PROBLEM
Return the records in full, exactly as given.

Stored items
---

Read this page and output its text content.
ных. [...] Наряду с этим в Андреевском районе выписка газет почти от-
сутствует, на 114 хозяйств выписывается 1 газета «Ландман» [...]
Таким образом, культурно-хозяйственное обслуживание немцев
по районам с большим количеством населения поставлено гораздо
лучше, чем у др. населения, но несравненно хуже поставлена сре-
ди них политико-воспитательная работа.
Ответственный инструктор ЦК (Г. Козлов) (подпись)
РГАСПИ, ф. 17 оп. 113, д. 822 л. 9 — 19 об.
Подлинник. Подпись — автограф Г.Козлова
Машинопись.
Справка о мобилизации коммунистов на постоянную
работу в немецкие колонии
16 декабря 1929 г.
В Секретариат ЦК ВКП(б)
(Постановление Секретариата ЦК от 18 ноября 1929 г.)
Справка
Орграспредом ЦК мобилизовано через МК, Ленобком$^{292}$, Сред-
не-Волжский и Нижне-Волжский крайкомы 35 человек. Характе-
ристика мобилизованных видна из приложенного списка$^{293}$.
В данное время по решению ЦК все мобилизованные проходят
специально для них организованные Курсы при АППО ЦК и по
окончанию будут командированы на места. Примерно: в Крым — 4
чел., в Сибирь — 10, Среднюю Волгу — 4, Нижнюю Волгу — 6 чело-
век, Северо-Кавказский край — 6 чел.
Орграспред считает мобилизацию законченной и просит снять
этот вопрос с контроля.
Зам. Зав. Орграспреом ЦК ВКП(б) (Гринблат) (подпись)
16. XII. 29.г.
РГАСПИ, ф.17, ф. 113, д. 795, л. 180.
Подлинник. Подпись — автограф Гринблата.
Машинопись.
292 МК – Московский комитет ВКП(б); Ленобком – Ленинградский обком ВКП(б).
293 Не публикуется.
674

---

SOLUTION BELOW
Read this page and output its text content.
ных. [...] Наряду с этим в Андреевском районе выписка газет почти от-
сутствует, на 114 хозяйств выписывается 1 газета «Ландман» [...]
Таким образом, культурно-хозяйственное обслуживание немцев
по районам с большим количеством населения поставлено гораздо
лучше, чем у др. населения, но несравненно хуже поставлена сре-
ди них политико-воспитательная работа.
Ответственный инструктор ЦК (Г. Козлов) (подпись)
РГАСПИ, ф. 17 оп. 113, д. 822 л. 9 — 19 об.
Подлинник. Подпись — автограф Г.Козлова
Машинопись.
Справка о мобилизации коммунистов на постоянную
работу в немецкие колонии
16 декабря 1929 г.
В Секретариат ЦК ВКП(б)
(Постановление Секретариата ЦК от 18 ноября 1929 г.)
Справка
Орграспредом ЦК мобилизовано через МК, Ленобком$^{292}$, Сред-
не-Волжский и Нижне-Волжский крайкомы 35 человек. Характе-
ристика мобилизованных видна из приложенного списка$^{293}$.
В данное время по решению ЦК все мобилизованные проходят
специально для них организованные Курсы при АППО ЦК и по
окончанию будут командированы на места. Примерно: в Крым — 4
чел., в Сибирь — 10, Среднюю Волгу — 4, Нижнюю Волгу — 6 чело-
век, Северо-Кавказский край — 6 чел.
Орграспред считает мобилизацию законченной и просит снять
этот вопрос с контроля.
Зам. Зав. Орграспреом ЦК ВКП(б) (Гринблат) (подпись)
16. XII. 29.г.
РГАСПИ, ф.17, ф. 113, д. 795, л. 180.
Подлинник. Подпись — автограф Гринблата.
Машинопись.
292 МК – Московский комитет ВКП(б); Ленобком – Ленинградский обком ВКП(б).
293 Не публикуется.
674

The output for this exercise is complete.